What is the number of lines in the entries that include the word "front"? Respond with the number only.

■ ■ ■ ■ ■ ■ ■

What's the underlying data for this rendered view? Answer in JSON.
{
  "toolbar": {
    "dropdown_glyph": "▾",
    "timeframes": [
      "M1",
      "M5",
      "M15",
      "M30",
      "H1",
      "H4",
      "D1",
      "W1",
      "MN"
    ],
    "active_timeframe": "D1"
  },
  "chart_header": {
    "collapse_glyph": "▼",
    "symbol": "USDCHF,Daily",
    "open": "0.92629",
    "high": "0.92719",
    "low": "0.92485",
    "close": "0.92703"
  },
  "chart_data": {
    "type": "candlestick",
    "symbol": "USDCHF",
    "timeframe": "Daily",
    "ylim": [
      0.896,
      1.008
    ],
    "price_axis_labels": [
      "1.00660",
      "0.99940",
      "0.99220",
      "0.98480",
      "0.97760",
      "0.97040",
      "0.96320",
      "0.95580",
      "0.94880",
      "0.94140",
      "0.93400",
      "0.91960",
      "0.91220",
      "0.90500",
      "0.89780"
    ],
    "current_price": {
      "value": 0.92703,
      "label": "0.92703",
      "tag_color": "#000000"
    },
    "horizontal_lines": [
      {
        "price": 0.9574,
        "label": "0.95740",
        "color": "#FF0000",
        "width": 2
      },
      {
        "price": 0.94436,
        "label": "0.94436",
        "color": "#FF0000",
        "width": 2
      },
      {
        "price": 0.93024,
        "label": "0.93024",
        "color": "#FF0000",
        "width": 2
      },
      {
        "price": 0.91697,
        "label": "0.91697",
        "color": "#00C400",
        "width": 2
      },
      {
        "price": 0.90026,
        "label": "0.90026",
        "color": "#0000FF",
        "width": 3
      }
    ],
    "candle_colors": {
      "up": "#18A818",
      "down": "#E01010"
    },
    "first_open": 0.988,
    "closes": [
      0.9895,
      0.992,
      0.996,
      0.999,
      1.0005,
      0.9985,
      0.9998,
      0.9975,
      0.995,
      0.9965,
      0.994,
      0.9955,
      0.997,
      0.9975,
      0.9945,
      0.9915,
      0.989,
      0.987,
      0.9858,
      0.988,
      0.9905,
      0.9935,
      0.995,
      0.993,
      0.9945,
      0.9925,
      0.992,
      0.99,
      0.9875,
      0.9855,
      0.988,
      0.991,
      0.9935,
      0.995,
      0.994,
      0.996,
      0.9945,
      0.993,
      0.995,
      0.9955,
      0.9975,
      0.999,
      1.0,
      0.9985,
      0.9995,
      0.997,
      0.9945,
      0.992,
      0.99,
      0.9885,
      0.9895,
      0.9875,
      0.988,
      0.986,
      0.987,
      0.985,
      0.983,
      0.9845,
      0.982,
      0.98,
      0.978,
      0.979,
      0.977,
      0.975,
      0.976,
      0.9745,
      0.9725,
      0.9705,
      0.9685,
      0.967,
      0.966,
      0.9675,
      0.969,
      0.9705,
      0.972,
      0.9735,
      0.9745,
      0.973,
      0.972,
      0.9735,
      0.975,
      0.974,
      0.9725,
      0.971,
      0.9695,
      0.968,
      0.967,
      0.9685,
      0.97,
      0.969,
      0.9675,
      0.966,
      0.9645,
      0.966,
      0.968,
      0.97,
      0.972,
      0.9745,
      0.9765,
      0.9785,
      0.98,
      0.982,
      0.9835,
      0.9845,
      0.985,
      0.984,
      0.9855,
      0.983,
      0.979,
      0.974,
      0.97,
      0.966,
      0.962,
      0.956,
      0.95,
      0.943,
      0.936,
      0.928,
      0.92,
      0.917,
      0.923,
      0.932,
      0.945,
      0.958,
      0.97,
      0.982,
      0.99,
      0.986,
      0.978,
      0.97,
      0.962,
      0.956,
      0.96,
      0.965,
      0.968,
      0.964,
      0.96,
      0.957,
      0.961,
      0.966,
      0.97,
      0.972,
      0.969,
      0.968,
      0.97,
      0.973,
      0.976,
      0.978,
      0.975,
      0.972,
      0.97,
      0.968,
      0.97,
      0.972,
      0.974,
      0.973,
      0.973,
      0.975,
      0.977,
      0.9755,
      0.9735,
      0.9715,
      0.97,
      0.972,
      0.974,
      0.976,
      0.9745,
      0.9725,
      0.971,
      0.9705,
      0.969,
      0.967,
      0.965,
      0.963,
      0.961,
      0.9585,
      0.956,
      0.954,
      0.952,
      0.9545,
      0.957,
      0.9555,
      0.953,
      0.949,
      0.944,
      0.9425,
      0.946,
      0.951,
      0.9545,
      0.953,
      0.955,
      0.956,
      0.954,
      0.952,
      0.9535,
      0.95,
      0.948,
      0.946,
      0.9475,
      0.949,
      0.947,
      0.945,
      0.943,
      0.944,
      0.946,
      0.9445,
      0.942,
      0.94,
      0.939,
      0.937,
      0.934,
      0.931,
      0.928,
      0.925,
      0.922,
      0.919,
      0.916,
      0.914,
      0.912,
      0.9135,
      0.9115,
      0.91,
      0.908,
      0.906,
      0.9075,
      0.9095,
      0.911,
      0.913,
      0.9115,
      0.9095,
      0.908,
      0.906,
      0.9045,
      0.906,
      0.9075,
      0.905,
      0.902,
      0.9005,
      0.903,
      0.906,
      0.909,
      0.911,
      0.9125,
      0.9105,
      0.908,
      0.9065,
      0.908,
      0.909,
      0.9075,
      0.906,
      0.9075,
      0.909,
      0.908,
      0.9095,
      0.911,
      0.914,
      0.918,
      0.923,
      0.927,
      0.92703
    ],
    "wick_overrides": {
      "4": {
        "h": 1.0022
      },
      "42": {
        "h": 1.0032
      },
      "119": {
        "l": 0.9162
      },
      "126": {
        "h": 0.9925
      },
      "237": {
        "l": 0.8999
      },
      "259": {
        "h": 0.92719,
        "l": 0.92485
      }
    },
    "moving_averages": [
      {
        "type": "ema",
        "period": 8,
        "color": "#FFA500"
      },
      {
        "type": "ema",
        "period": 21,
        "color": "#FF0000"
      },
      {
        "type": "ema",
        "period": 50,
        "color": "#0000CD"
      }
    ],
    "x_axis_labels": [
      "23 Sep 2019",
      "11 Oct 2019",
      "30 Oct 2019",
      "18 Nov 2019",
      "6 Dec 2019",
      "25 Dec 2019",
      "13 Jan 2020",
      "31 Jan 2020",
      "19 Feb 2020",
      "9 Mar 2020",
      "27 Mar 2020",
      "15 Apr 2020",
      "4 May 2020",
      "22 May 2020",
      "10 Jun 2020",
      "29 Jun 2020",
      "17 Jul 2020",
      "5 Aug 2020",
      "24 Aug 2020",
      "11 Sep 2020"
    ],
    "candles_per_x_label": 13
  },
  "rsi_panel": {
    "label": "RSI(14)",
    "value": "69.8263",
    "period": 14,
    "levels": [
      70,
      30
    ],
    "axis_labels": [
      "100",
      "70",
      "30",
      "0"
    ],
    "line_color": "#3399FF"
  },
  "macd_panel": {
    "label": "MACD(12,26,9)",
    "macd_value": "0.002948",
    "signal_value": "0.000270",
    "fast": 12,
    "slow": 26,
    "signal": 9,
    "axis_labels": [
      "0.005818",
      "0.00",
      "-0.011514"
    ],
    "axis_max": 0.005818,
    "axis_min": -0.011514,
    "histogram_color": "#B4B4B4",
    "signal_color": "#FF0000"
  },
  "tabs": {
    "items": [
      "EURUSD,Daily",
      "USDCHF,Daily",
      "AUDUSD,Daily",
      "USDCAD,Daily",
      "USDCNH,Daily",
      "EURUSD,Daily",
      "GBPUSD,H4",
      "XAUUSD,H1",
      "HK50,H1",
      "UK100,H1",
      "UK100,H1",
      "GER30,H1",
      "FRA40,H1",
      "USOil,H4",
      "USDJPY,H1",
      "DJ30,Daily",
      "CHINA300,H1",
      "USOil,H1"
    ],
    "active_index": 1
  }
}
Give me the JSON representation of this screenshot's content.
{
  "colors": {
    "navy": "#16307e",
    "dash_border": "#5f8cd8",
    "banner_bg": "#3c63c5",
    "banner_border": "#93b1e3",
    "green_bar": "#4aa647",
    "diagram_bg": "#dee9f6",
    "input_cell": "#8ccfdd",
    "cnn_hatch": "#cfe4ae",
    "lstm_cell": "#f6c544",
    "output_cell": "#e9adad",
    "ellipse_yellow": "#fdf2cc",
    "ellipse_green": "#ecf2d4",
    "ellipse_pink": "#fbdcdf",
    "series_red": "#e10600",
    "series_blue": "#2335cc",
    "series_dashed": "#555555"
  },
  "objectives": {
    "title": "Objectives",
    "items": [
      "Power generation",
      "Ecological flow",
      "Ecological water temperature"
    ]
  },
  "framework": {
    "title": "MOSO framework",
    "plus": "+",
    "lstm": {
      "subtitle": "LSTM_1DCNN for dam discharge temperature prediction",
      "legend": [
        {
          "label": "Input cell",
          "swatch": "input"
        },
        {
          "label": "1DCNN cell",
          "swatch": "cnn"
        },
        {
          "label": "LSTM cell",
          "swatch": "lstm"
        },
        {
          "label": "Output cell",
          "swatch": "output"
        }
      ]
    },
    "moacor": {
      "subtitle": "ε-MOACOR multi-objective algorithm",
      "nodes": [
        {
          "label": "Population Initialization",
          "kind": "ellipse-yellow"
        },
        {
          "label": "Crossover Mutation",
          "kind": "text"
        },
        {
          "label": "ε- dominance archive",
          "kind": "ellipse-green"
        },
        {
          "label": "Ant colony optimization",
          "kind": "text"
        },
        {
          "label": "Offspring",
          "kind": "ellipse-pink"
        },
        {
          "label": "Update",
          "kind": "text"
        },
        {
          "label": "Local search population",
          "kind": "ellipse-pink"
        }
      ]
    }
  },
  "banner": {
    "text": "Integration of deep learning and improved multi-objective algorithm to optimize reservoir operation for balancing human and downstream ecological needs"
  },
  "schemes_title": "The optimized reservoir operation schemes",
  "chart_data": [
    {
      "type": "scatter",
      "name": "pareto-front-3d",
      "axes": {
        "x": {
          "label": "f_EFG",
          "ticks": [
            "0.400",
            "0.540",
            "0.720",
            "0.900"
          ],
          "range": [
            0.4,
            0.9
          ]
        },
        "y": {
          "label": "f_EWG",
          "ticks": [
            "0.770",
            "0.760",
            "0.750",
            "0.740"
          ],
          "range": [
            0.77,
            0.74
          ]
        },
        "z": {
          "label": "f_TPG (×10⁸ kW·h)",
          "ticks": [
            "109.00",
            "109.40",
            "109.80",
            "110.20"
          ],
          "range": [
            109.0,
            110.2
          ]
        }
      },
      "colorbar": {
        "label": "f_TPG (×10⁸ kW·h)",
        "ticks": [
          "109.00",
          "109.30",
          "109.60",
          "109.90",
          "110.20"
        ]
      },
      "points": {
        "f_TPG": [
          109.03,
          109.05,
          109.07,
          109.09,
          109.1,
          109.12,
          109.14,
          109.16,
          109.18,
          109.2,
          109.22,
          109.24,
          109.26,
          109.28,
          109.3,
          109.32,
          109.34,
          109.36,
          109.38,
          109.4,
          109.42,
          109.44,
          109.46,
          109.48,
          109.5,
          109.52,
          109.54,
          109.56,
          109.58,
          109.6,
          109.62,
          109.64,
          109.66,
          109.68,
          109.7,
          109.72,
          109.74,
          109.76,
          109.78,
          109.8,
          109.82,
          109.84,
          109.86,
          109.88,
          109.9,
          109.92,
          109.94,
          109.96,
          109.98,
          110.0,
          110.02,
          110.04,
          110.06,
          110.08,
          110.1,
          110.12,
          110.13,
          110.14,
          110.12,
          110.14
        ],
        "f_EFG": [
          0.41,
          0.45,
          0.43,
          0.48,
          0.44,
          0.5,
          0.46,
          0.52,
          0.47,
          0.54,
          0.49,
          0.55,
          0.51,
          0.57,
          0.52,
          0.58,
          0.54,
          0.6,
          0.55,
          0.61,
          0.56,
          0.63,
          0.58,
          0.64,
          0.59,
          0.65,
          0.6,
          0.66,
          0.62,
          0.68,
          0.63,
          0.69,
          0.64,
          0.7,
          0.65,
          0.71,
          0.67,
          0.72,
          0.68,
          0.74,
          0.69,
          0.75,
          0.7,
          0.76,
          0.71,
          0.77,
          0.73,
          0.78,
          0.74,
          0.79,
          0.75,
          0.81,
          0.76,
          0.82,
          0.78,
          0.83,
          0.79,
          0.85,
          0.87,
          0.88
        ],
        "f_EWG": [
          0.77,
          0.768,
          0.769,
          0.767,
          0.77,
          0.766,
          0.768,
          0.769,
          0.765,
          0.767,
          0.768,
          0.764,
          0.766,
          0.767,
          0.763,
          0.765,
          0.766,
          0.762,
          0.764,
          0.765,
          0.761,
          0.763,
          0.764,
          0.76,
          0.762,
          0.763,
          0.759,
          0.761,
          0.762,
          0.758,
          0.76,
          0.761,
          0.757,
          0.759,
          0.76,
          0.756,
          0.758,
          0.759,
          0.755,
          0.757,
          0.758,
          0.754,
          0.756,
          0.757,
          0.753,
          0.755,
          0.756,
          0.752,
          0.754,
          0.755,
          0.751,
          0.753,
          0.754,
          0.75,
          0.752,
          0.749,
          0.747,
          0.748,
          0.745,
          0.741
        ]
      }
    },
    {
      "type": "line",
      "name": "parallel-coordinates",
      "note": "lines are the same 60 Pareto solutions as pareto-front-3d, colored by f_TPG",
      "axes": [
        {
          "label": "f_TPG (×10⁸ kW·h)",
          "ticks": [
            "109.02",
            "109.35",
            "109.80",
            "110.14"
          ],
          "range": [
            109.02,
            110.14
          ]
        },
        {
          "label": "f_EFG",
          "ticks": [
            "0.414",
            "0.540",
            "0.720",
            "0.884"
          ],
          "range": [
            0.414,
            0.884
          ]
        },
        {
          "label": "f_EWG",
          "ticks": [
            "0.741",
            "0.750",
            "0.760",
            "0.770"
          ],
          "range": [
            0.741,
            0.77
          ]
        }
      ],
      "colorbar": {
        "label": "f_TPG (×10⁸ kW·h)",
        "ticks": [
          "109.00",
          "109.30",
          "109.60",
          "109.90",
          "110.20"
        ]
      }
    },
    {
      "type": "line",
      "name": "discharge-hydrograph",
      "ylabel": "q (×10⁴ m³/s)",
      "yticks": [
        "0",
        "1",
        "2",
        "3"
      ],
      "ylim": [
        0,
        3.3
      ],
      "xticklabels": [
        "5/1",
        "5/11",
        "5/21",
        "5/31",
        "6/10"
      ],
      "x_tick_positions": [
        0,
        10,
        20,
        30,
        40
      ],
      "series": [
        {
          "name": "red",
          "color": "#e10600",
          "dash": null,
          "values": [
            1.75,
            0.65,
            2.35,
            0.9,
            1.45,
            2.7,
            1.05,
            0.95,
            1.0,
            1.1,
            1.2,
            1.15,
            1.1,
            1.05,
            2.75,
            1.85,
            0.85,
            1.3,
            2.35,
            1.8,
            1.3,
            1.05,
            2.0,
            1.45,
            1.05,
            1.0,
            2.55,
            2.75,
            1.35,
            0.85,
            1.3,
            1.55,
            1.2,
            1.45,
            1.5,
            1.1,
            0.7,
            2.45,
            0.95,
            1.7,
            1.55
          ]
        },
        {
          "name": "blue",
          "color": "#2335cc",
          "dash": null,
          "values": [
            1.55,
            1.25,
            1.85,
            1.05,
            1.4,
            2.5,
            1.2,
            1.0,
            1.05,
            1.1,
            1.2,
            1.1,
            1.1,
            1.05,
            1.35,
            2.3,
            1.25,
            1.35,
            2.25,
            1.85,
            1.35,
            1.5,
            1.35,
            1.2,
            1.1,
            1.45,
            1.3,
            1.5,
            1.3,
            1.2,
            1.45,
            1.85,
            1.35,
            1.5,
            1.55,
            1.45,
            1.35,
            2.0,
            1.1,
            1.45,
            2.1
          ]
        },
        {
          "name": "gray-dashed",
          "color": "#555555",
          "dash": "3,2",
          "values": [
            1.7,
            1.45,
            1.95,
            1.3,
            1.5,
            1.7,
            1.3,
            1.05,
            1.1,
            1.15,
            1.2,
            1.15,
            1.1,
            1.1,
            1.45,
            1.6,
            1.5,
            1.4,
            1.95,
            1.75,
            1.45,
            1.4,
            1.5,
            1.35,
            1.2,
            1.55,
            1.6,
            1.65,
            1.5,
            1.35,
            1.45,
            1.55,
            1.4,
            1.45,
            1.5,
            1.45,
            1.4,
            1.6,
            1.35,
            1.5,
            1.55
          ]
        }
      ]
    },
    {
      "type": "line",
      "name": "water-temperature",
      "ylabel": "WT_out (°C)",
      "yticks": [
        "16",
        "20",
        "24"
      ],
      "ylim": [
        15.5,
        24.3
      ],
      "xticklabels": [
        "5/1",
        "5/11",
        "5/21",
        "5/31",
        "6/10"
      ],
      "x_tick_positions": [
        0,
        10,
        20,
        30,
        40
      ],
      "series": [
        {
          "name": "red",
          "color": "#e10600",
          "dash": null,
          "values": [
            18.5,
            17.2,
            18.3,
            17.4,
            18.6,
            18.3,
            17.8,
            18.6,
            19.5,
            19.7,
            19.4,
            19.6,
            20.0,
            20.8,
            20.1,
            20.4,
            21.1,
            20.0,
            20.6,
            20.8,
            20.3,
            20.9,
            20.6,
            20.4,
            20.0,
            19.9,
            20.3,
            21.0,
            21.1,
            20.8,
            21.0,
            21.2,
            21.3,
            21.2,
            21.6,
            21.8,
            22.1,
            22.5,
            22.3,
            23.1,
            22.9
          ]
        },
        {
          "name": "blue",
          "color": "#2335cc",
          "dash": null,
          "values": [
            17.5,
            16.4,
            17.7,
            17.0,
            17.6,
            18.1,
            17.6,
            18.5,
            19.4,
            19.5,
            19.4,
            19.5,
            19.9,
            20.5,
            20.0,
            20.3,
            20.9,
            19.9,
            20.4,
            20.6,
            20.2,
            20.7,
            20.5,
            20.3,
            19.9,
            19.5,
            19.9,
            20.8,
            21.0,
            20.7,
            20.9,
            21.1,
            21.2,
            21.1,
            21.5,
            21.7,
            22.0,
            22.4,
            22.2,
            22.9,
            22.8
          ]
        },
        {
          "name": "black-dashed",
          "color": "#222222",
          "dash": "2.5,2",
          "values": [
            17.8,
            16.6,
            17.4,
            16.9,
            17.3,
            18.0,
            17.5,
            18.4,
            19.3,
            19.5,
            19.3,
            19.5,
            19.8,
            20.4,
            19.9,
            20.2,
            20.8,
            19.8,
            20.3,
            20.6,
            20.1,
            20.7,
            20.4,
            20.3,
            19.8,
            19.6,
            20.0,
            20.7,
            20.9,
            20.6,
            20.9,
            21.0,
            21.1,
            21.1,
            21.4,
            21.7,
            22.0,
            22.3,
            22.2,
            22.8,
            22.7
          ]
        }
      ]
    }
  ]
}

■ ■ ■ ■ ■ ■ ■

## OUTPUT OF THE TASK
2